START DATA EXTRACT
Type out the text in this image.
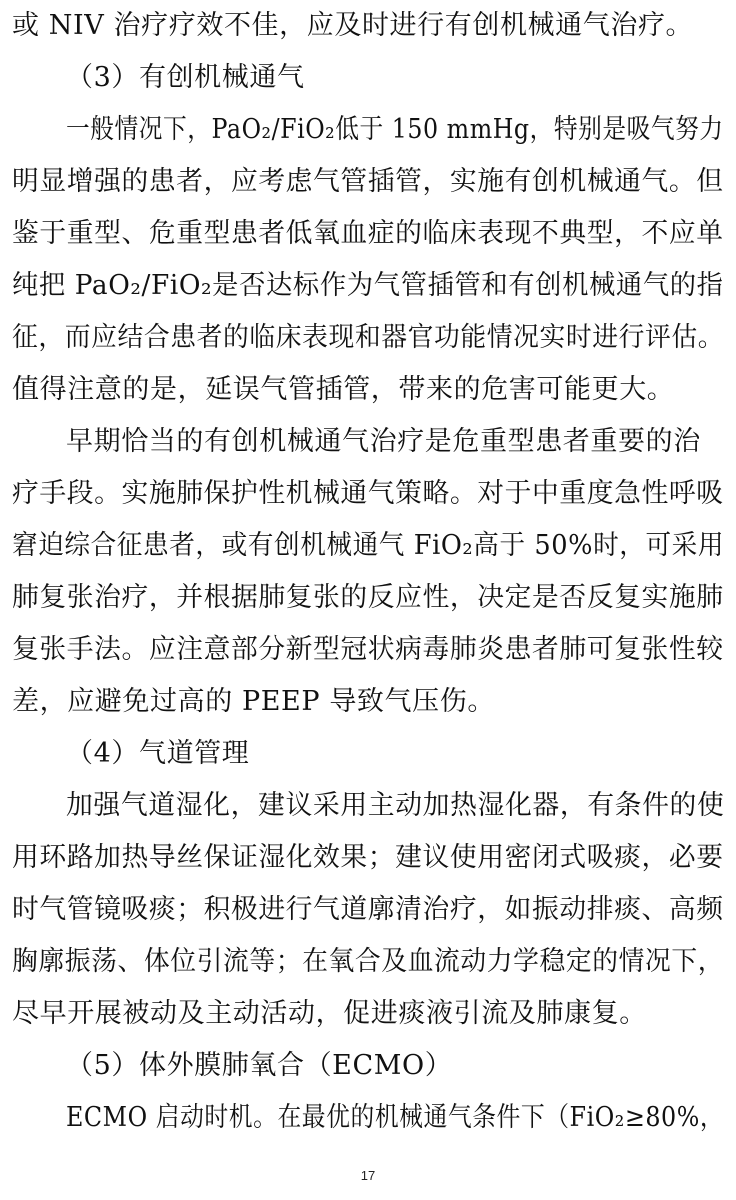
或 NIV 治疗疗效不佳，应及时进行有创机械通气治疗。
（3）有创机械通气
一般情况下，PaO₂/FiO₂低于 150 mmHg，特别是吸气努力
明显增强的患者，应考虑气管插管，实施有创机械通气。但
鉴于重型、危重型患者低氧血症的临床表现不典型，不应单
纯把 PaO₂/FiO₂是否达标作为气管插管和有创机械通气的指
征，而应结合患者的临床表现和器官功能情况实时进行评估。
值得注意的是，延误气管插管，带来的危害可能更大。
早期恰当的有创机械通气治疗是危重型患者重要的治
疗手段。实施肺保护性机械通气策略。对于中重度急性呼吸
窘迫综合征患者，或有创机械通气 FiO₂高于 50%时，可采用
肺复张治疗，并根据肺复张的反应性，决定是否反复实施肺
复张手法。应注意部分新型冠状病毒肺炎患者肺可复张性较
差，应避免过高的 PEEP 导致气压伤。
（4）气道管理
加强气道湿化，建议采用主动加热湿化器，有条件的使
用环路加热导丝保证湿化效果；建议使用密闭式吸痰，必要
时气管镜吸痰；积极进行气道廓清治疗，如振动排痰、高频
胸廓振荡、体位引流等；在氧合及血流动力学稳定的情况下，
尽早开展被动及主动活动，促进痰液引流及肺康复。
（5）体外膜肺氧合（ECMO）
ECMO 启动时机。在最优的机械通气条件下（FiO₂≥80%，
17
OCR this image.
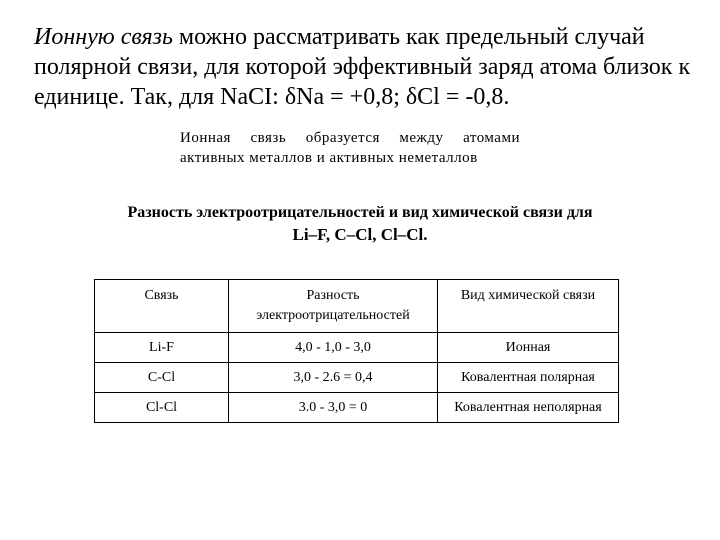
Ионную связь можно рассматривать как предельный случай полярной связи, для которой эффективный заряд атома близок к единице. Так, для NaCI: δNa = +0,8; δCl = -0,8.

Ионная связь образуется между атомами активных металлов и активных неметаллов

Разность электроотрицательностей и вид химической связи для
Li–F, C–Cl, Cl–Cl.
Связь	Разность электроотрицательностей	Вид химической связи
Li-F	4,0 - 1,0 - 3,0	Ионная
C-Cl	3,0 - 2.6 = 0,4	Ковалентная полярная
Cl-Cl	3.0 - 3,0 = 0	Ковалентная неполярная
END DATA EXTRACT
-- GOAL --
Review the material and copy each line in which the word "Ковалентная" appears.

-- REPLY --
C-Cl	3,0 - 2.6 = 0,4	Ковалентная полярная
Cl-Cl	3.0 - 3,0 = 0	Ковалентная неполярная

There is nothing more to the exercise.